» **Available records**
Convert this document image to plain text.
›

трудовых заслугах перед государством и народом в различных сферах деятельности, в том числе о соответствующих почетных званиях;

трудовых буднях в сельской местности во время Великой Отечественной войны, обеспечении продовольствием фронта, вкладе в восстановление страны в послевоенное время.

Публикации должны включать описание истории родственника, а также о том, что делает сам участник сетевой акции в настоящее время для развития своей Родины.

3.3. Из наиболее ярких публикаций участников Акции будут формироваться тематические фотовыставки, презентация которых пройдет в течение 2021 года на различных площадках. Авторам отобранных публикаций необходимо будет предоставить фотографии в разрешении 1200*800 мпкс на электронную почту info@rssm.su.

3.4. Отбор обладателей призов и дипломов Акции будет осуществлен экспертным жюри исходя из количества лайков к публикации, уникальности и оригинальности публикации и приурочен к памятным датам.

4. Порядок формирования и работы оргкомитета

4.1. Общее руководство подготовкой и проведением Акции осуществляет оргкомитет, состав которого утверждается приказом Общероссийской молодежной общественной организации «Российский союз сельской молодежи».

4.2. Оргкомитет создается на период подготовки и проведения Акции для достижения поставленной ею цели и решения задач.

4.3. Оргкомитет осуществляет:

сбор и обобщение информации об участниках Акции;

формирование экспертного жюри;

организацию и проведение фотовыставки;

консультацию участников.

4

» **Do this**
What is the number of lines in the data that hold the string "трудовых"? Answer with the number only.

» **Solution**
2